— begin MATERIAL FOR THE TASK —

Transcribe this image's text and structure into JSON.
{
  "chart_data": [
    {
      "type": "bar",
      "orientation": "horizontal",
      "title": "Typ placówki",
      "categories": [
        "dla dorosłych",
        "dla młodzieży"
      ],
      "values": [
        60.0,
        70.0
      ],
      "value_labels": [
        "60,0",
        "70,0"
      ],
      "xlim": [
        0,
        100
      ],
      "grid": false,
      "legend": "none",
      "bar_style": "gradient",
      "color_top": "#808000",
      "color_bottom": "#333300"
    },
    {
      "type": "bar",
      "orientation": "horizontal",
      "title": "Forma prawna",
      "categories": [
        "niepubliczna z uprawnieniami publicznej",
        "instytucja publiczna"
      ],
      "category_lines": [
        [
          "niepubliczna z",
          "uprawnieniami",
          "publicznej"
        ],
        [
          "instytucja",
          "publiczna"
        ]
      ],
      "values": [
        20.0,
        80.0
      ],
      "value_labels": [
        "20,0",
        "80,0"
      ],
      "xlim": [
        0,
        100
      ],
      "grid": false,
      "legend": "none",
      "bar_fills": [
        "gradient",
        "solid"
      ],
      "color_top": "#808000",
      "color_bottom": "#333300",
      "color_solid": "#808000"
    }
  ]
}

— end MATERIAL FOR THE TASK —

REQUEST:
Please set down the whole listing above without altering a single line.

ANSWER TO THE PROBLEM:
Transcribe this image's text and structure into JSON.
{
  "chart_data": [
    {
      "type": "bar",
      "orientation": "horizontal",
      "title": "Typ placówki",
      "categories": [
        "dla dorosłych",
        "dla młodzieży"
      ],
      "values": [
        60.0,
        70.0
      ],
      "value_labels": [
        "60,0",
        "70,0"
      ],
      "xlim": [
        0,
        100
      ],
      "grid": false,
      "legend": "none",
      "bar_style": "gradient",
      "color_top": "#808000",
      "color_bottom": "#333300"
    },
    {
      "type": "bar",
      "orientation": "horizontal",
      "title": "Forma prawna",
      "categories": [
        "niepubliczna z uprawnieniami publicznej",
        "instytucja publiczna"
      ],
      "category_lines": [
        [
          "niepubliczna z",
          "uprawnieniami",
          "publicznej"
        ],
        [
          "instytucja",
          "publiczna"
        ]
      ],
      "values": [
        20.0,
        80.0
      ],
      "value_labels": [
        "20,0",
        "80,0"
      ],
      "xlim": [
        0,
        100
      ],
      "grid": false,
      "legend": "none",
      "bar_fills": [
        "gradient",
        "solid"
      ],
      "color_top": "#808000",
      "color_bottom": "#333300",
      "color_solid": "#808000"
    }
  ]
}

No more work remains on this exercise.